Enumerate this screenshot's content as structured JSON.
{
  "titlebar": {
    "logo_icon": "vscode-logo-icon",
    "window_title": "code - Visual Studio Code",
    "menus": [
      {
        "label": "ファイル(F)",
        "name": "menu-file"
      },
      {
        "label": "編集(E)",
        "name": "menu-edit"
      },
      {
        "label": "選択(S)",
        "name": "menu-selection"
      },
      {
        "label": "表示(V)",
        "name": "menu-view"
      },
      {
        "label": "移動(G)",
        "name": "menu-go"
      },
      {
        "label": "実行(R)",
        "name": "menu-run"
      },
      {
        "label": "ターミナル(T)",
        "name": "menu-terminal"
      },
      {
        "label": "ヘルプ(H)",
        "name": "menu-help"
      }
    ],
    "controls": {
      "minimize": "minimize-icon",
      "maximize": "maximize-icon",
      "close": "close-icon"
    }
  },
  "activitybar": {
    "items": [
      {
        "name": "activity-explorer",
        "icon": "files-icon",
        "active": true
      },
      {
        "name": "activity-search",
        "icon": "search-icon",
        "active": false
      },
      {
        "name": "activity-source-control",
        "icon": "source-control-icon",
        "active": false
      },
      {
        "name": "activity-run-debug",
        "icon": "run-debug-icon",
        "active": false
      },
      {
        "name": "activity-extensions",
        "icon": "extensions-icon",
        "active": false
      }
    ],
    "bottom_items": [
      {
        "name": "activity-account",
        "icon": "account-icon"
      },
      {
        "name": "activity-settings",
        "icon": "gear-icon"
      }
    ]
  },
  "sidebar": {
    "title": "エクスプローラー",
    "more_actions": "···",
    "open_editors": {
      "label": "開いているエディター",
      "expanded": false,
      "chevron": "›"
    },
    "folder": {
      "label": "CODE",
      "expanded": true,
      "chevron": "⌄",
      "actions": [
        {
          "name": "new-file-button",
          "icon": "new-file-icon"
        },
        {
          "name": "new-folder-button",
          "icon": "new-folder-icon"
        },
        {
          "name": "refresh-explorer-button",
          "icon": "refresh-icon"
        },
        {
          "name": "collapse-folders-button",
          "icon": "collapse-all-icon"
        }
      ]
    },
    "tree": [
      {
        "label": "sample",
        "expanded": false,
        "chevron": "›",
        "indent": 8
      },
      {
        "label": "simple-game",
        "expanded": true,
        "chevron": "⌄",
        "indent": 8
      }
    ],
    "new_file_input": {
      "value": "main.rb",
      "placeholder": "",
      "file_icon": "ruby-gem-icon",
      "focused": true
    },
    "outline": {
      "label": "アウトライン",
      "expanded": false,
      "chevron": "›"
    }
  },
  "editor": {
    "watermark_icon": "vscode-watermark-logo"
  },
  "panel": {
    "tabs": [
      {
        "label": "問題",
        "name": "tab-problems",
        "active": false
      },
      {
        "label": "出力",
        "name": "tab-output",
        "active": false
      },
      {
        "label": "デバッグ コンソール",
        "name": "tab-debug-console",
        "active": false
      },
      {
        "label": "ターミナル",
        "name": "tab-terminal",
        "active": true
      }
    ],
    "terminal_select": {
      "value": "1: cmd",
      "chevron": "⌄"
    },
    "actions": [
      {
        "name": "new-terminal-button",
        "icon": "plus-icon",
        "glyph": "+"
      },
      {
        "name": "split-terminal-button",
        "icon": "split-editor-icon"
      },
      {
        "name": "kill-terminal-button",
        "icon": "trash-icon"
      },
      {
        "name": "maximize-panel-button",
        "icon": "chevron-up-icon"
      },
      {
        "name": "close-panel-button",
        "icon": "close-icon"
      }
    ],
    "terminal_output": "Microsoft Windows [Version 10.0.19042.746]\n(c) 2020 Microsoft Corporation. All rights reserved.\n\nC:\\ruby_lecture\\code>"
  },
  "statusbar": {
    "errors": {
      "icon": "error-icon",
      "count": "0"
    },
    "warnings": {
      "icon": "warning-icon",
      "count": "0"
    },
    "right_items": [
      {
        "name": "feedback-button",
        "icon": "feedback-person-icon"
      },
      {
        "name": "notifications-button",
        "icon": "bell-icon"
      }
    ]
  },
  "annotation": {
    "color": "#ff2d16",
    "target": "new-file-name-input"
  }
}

---

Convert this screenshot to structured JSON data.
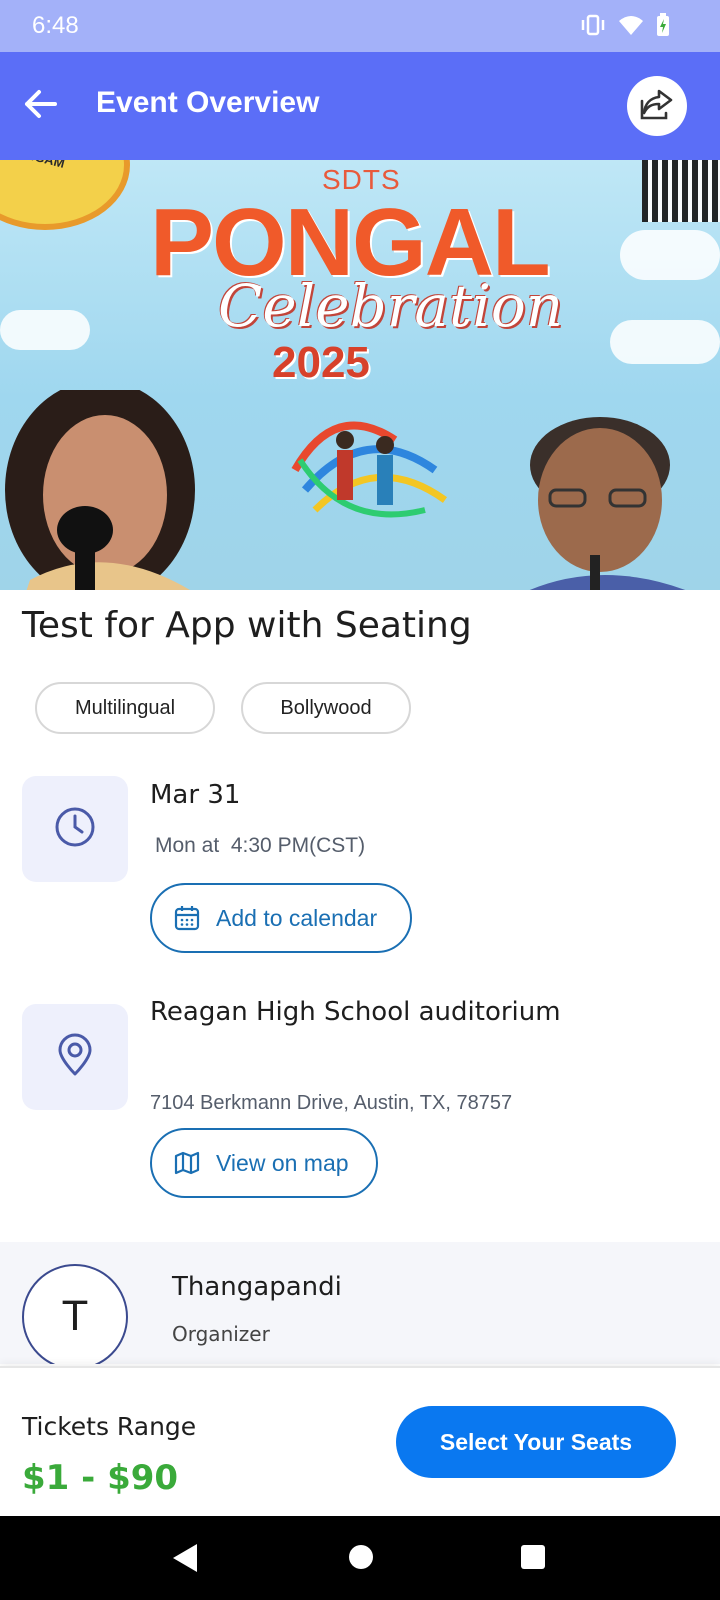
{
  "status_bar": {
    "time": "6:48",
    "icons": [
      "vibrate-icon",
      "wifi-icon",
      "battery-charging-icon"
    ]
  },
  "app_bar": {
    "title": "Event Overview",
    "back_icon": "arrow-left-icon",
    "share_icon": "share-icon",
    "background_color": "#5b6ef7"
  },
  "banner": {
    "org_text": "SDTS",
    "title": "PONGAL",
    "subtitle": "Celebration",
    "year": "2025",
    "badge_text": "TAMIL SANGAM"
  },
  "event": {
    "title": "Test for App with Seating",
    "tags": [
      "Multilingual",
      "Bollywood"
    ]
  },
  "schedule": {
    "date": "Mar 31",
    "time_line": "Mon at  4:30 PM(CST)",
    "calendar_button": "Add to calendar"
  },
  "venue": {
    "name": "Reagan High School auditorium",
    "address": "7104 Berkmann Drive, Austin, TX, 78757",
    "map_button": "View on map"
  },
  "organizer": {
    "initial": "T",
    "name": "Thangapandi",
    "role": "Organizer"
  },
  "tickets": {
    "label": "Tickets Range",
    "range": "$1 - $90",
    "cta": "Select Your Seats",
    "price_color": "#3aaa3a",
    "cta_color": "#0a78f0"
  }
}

### WHAT IS ASKED
Copy down every line of the material above that includes the string "true".

### SOLVED EXERCISE
        "active": true
      "expanded": true,
        "expanded": true,
      "focused": true
        "active": true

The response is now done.